## Start Entries

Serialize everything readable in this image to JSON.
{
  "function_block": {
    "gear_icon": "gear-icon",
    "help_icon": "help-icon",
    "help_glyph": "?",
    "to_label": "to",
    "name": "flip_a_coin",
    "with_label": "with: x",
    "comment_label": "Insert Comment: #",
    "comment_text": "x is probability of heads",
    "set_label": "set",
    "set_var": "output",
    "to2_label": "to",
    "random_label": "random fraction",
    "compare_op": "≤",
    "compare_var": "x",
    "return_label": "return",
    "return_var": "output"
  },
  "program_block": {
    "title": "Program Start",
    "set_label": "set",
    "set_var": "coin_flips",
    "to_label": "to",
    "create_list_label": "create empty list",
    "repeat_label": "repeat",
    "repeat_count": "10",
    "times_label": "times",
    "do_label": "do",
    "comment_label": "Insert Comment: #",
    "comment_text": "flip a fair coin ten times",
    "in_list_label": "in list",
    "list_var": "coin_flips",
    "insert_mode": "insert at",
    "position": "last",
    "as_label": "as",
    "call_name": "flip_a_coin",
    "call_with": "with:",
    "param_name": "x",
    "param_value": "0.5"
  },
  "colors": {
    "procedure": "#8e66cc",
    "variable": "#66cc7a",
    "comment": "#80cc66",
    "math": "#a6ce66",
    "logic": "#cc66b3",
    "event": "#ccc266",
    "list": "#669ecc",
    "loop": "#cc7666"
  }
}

## End Entries

▶ _What is expected_: From the records above, extract every entry verbatim.

▶ _Correct answer_:
Serialize everything readable in this image to JSON.
{
  "function_block": {
    "gear_icon": "gear-icon",
    "help_icon": "help-icon",
    "help_glyph": "?",
    "to_label": "to",
    "name": "flip_a_coin",
    "with_label": "with: x",
    "comment_label": "Insert Comment: #",
    "comment_text": "x is probability of heads",
    "set_label": "set",
    "set_var": "output",
    "to2_label": "to",
    "random_label": "random fraction",
    "compare_op": "≤",
    "compare_var": "x",
    "return_label": "return",
    "return_var": "output"
  },
  "program_block": {
    "title": "Program Start",
    "set_label": "set",
    "set_var": "coin_flips",
    "to_label": "to",
    "create_list_label": "create empty list",
    "repeat_label": "repeat",
    "repeat_count": "10",
    "times_label": "times",
    "do_label": "do",
    "comment_label": "Insert Comment: #",
    "comment_text": "flip a fair coin ten times",
    "in_list_label": "in list",
    "list_var": "coin_flips",
    "insert_mode": "insert at",
    "position": "last",
    "as_label": "as",
    "call_name": "flip_a_coin",
    "call_with": "with:",
    "param_name": "x",
    "param_value": "0.5"
  },
  "colors": {
    "procedure": "#8e66cc",
    "variable": "#66cc7a",
    "comment": "#80cc66",
    "math": "#a6ce66",
    "logic": "#cc66b3",
    "event": "#ccc266",
    "list": "#669ecc",
    "loop": "#cc7666"
  }
}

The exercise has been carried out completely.